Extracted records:
BEGIN

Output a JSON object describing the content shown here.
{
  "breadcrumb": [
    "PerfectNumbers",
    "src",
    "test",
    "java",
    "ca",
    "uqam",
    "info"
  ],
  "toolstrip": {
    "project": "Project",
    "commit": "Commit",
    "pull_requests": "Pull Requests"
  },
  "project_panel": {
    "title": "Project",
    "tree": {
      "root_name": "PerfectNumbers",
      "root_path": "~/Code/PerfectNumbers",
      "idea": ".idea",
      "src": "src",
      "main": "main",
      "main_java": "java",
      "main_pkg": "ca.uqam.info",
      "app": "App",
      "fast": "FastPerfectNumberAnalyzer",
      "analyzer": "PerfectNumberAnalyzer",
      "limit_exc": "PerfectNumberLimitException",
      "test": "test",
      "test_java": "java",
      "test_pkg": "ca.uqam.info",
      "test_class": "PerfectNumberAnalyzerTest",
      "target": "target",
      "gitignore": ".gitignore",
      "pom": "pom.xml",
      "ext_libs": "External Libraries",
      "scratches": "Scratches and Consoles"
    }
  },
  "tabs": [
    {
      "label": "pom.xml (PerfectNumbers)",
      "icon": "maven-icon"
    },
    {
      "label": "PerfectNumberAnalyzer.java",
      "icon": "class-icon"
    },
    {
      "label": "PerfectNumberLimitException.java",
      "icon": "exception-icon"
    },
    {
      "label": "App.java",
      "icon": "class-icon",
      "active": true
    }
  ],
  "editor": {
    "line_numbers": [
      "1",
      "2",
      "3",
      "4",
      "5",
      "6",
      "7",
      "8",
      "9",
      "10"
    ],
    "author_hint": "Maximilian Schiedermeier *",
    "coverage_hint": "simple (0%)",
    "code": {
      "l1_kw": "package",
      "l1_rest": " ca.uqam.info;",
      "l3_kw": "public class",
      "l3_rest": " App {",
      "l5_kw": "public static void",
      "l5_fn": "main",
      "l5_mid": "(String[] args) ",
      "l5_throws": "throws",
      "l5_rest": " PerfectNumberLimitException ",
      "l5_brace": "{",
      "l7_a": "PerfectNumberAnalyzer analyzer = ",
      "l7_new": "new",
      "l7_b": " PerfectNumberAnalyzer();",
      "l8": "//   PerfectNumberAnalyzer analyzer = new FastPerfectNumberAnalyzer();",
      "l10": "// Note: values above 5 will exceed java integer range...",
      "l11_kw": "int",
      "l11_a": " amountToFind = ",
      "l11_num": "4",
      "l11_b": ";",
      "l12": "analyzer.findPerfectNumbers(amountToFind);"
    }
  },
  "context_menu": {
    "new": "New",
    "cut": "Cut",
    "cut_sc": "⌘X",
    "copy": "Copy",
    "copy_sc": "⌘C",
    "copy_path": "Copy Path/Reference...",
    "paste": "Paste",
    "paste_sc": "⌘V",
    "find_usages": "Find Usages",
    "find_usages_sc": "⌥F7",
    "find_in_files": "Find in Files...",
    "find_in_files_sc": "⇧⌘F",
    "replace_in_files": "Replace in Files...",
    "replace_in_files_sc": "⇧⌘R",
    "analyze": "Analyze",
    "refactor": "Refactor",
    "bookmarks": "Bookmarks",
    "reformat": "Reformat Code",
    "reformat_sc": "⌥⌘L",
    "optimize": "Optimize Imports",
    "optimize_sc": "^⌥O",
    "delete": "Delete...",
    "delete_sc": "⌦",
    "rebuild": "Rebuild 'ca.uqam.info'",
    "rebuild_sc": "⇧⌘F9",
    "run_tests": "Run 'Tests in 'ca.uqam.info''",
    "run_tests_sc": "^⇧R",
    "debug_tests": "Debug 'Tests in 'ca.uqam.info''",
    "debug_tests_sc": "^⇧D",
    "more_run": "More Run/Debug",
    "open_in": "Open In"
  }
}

END

Problem:
Copy the material above back out, exactly as written.

Exercise result:
Output a JSON object describing the content shown here.
{
  "breadcrumb": [
    "PerfectNumbers",
    "src",
    "test",
    "java",
    "ca",
    "uqam",
    "info"
  ],
  "toolstrip": {
    "project": "Project",
    "commit": "Commit",
    "pull_requests": "Pull Requests"
  },
  "project_panel": {
    "title": "Project",
    "tree": {
      "root_name": "PerfectNumbers",
      "root_path": "~/Code/PerfectNumbers",
      "idea": ".idea",
      "src": "src",
      "main": "main",
      "main_java": "java",
      "main_pkg": "ca.uqam.info",
      "app": "App",
      "fast": "FastPerfectNumberAnalyzer",
      "analyzer": "PerfectNumberAnalyzer",
      "limit_exc": "PerfectNumberLimitException",
      "test": "test",
      "test_java": "java",
      "test_pkg": "ca.uqam.info",
      "test_class": "PerfectNumberAnalyzerTest",
      "target": "target",
      "gitignore": ".gitignore",
      "pom": "pom.xml",
      "ext_libs": "External Libraries",
      "scratches": "Scratches and Consoles"
    }
  },
  "tabs": [
    {
      "label": "pom.xml (PerfectNumbers)",
      "icon": "maven-icon"
    },
    {
      "label": "PerfectNumberAnalyzer.java",
      "icon": "class-icon"
    },
    {
      "label": "PerfectNumberLimitException.java",
      "icon": "exception-icon"
    },
    {
      "label": "App.java",
      "icon": "class-icon",
      "active": true
    }
  ],
  "editor": {
    "line_numbers": [
      "1",
      "2",
      "3",
      "4",
      "5",
      "6",
      "7",
      "8",
      "9",
      "10"
    ],
    "author_hint": "Maximilian Schiedermeier *",
    "coverage_hint": "simple (0%)",
    "code": {
      "l1_kw": "package",
      "l1_rest": " ca.uqam.info;",
      "l3_kw": "public class",
      "l3_rest": " App {",
      "l5_kw": "public static void",
      "l5_fn": "main",
      "l5_mid": "(String[] args) ",
      "l5_throws": "throws",
      "l5_rest": " PerfectNumberLimitException ",
      "l5_brace": "{",
      "l7_a": "PerfectNumberAnalyzer analyzer = ",
      "l7_new": "new",
      "l7_b": " PerfectNumberAnalyzer();",
      "l8": "//   PerfectNumberAnalyzer analyzer = new FastPerfectNumberAnalyzer();",
      "l10": "// Note: values above 5 will exceed java integer range...",
      "l11_kw": "int",
      "l11_a": " amountToFind = ",
      "l11_num": "4",
      "l11_b": ";",
      "l12": "analyzer.findPerfectNumbers(amountToFind);"
    }
  },
  "context_menu": {
    "new": "New",
    "cut": "Cut",
    "cut_sc": "⌘X",
    "copy": "Copy",
    "copy_sc": "⌘C",
    "copy_path": "Copy Path/Reference...",
    "paste": "Paste",
    "paste_sc": "⌘V",
    "find_usages": "Find Usages",
    "find_usages_sc": "⌥F7",
    "find_in_files": "Find in Files...",
    "find_in_files_sc": "⇧⌘F",
    "replace_in_files": "Replace in Files...",
    "replace_in_files_sc": "⇧⌘R",
    "analyze": "Analyze",
    "refactor": "Refactor",
    "bookmarks": "Bookmarks",
    "reformat": "Reformat Code",
    "reformat_sc": "⌥⌘L",
    "optimize": "Optimize Imports",
    "optimize_sc": "^⌥O",
    "delete": "Delete...",
    "delete_sc": "⌦",
    "rebuild": "Rebuild 'ca.uqam.info'",
    "rebuild_sc": "⇧⌘F9",
    "run_tests": "Run 'Tests in 'ca.uqam.info''",
    "run_tests_sc": "^⇧R",
    "debug_tests": "Debug 'Tests in 'ca.uqam.info''",
    "debug_tests_sc": "^⇧D",
    "more_run": "More Run/Debug",
    "open_in": "Open In"
  }
}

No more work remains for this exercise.